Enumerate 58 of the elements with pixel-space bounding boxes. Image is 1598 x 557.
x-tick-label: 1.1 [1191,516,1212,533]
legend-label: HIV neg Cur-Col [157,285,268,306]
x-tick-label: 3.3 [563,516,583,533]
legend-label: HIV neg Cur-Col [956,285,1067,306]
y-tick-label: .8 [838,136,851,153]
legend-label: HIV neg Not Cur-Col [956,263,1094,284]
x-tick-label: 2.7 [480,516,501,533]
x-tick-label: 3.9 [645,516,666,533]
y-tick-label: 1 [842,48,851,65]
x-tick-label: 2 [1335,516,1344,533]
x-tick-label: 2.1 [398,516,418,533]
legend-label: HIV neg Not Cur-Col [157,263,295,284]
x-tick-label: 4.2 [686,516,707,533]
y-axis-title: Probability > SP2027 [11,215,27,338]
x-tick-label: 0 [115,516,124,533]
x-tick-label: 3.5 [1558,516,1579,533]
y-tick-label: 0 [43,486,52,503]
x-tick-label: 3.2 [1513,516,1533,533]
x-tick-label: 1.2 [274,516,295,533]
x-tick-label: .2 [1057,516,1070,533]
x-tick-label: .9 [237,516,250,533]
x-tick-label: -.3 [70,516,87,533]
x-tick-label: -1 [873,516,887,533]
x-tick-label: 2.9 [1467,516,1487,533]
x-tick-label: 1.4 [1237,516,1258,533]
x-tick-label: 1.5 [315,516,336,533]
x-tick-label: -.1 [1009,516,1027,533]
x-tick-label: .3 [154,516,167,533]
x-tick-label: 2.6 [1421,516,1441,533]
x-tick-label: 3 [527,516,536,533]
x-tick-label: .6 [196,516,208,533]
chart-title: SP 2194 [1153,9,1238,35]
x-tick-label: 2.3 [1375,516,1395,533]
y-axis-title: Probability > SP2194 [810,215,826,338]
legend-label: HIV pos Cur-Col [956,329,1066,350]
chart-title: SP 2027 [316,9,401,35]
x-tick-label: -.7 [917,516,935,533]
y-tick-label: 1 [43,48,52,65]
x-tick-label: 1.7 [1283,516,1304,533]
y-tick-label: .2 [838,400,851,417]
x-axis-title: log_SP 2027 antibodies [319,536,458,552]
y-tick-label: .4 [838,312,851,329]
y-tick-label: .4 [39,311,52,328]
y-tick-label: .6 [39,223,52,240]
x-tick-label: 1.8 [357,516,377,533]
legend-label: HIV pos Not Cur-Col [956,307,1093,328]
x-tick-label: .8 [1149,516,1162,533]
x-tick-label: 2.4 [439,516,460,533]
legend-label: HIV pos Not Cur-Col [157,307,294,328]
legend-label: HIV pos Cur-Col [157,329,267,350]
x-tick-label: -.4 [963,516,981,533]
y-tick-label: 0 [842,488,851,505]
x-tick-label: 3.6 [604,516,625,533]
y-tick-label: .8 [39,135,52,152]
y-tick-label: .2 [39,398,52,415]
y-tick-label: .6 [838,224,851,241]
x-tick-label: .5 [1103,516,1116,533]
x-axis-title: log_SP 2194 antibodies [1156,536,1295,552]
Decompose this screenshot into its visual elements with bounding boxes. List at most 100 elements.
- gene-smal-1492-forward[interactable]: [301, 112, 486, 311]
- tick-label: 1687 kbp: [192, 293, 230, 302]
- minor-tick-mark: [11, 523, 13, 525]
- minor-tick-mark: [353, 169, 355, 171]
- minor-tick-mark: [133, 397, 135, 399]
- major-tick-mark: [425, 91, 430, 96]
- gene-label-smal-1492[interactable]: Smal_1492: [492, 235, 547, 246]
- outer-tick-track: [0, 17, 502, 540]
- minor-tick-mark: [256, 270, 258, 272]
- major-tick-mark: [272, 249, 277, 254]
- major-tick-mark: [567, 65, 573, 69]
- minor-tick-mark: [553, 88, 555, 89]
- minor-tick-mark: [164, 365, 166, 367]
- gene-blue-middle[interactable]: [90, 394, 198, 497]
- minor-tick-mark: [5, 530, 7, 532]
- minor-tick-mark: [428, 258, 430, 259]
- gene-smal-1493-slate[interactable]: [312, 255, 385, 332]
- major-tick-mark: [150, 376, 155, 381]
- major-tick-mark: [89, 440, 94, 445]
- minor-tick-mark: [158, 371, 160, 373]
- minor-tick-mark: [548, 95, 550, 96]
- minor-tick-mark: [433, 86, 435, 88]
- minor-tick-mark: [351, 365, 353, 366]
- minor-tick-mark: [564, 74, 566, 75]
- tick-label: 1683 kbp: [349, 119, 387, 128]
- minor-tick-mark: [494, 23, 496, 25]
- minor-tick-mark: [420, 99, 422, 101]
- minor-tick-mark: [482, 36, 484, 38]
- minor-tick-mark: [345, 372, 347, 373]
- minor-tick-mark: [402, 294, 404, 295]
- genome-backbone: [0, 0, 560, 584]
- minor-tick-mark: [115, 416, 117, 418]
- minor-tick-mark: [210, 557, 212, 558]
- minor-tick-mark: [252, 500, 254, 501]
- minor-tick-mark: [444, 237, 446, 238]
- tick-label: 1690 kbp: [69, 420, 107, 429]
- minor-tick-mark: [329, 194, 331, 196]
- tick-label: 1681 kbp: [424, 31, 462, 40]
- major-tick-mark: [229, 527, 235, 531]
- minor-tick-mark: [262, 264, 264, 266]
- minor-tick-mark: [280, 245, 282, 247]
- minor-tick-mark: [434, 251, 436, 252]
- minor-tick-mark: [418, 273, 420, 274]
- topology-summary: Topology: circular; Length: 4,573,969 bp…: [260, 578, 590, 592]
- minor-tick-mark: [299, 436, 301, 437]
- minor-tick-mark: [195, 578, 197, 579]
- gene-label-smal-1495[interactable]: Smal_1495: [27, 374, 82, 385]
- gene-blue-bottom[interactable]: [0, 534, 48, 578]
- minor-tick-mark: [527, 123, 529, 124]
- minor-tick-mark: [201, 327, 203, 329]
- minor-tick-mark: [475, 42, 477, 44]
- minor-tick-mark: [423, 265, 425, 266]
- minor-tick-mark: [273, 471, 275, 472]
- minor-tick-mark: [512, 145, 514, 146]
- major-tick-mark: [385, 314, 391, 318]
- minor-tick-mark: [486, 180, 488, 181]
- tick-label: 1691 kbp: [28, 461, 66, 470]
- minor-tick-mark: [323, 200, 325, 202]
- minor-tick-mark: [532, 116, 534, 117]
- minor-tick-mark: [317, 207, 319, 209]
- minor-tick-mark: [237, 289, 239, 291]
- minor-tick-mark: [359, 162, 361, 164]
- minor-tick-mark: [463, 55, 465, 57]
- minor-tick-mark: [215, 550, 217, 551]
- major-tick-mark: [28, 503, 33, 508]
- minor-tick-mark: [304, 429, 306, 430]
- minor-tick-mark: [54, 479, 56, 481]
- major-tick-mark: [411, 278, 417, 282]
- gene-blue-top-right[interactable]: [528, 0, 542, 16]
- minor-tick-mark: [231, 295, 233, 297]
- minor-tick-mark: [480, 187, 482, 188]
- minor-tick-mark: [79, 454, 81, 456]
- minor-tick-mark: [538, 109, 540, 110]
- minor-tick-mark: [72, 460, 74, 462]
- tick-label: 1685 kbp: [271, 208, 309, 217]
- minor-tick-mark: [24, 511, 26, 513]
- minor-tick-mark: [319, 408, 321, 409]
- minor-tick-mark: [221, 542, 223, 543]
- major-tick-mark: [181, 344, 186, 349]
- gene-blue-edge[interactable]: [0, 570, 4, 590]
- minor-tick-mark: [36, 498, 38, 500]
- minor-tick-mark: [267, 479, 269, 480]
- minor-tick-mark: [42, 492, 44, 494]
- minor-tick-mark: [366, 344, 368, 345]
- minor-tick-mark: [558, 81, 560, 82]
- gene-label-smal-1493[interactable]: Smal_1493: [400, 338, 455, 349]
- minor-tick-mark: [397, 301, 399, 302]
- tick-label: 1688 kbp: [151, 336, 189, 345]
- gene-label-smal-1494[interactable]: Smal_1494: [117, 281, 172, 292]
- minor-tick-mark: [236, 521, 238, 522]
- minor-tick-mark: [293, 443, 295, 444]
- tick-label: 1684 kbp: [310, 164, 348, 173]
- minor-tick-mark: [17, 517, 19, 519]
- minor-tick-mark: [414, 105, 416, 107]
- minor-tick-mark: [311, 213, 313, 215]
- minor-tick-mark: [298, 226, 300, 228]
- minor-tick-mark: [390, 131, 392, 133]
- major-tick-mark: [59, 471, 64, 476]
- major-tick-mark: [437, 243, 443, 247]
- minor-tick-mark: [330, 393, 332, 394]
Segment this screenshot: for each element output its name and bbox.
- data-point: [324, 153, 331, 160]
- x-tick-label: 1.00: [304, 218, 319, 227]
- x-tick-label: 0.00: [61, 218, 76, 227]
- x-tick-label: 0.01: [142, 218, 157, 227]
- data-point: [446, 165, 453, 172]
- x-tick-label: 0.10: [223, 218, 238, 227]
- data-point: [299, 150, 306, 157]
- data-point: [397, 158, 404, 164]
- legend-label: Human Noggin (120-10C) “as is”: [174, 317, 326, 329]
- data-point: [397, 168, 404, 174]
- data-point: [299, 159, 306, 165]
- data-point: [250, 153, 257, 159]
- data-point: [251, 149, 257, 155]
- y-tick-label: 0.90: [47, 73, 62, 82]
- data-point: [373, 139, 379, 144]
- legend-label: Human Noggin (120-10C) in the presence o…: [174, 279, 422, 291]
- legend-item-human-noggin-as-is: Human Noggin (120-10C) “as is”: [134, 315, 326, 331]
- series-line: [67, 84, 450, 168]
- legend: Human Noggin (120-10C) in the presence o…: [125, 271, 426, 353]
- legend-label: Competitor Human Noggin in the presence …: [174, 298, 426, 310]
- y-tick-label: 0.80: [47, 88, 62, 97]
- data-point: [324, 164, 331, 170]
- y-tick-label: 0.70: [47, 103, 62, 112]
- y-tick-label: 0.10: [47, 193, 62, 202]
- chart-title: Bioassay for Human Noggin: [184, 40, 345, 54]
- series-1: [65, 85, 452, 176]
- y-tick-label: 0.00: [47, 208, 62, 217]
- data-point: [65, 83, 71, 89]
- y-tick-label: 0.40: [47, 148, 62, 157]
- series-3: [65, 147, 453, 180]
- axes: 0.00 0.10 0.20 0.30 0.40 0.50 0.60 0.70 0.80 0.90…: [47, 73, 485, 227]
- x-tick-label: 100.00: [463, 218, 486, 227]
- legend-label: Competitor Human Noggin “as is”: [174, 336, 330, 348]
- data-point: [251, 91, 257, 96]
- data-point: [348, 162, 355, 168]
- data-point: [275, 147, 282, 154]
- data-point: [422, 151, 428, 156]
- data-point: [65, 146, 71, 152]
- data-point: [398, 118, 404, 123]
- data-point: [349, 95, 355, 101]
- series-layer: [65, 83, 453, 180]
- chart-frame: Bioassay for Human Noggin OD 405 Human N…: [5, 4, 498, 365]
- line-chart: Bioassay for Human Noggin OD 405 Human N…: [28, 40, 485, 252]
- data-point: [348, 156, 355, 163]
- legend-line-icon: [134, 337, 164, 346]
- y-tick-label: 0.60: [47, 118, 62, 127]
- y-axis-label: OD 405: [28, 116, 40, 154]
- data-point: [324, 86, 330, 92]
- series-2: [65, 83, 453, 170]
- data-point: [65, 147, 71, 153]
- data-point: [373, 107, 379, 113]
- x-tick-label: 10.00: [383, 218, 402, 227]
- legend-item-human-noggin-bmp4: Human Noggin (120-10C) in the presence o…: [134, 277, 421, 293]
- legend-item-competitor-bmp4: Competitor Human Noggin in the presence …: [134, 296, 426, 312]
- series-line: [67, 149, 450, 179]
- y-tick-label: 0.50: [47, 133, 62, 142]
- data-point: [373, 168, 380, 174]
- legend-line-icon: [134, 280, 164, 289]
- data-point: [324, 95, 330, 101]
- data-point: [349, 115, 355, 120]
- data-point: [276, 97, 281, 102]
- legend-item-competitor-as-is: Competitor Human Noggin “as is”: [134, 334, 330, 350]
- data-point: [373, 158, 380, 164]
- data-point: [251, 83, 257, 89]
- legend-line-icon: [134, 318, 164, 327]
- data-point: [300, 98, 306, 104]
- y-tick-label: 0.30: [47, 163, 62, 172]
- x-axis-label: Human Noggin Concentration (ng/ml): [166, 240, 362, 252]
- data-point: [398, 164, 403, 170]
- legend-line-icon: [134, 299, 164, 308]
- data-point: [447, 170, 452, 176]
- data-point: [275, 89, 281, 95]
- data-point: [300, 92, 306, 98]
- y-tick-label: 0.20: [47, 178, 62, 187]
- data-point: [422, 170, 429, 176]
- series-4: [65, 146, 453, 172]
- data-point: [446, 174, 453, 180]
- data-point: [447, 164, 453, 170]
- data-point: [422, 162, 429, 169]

Work required: Give a single number: the count of lines above that include the word "item".

Completed exercise: 4